Given task: Extract every line where the string "实验室用加热高锰酸钾的方法制取氧气" appears.

(Collection entries)
▼▼▼

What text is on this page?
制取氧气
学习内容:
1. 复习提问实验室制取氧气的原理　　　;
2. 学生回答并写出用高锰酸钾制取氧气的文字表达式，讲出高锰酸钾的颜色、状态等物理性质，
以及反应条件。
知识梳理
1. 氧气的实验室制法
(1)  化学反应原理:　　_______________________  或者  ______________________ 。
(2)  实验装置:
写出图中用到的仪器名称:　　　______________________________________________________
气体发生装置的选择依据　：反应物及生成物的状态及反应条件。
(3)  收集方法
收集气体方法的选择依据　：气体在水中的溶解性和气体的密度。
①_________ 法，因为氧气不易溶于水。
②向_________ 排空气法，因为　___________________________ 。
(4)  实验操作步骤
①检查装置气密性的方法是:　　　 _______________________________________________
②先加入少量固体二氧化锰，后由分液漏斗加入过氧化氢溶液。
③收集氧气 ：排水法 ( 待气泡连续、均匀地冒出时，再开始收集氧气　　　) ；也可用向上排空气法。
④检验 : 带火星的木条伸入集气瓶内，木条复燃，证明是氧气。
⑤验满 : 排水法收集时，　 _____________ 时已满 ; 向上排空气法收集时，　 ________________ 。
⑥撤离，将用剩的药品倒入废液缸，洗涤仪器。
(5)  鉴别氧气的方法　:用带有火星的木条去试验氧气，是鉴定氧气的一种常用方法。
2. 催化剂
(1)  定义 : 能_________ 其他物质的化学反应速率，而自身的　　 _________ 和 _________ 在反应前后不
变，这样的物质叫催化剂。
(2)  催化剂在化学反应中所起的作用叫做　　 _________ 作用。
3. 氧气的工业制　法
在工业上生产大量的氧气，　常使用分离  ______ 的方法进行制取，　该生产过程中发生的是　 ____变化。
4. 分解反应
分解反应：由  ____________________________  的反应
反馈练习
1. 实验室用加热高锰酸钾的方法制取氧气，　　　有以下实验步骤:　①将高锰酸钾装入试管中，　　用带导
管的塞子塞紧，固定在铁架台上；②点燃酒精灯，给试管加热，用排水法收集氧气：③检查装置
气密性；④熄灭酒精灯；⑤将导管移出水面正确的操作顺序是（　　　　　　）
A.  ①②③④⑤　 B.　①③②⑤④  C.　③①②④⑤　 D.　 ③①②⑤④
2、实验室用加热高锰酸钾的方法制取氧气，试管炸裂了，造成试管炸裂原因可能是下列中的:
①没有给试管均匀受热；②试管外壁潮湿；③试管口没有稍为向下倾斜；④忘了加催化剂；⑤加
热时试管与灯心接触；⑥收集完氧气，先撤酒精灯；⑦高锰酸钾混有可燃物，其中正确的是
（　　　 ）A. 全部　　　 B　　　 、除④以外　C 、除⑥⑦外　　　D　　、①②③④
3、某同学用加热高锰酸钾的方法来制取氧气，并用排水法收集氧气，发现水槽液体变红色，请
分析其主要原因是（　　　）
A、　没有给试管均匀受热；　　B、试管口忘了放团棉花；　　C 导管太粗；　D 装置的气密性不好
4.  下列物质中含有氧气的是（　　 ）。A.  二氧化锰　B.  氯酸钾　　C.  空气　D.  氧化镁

▲▲▲

The completed task:
1. 实验室用加热高锰酸钾的方法制取氧气，　　　有以下实验步骤:　①将高锰酸钾装入试管中，　　用带导
2、实验室用加热高锰酸钾的方法制取氧气，试管炸裂了，造成试管炸裂原因可能是下列中的:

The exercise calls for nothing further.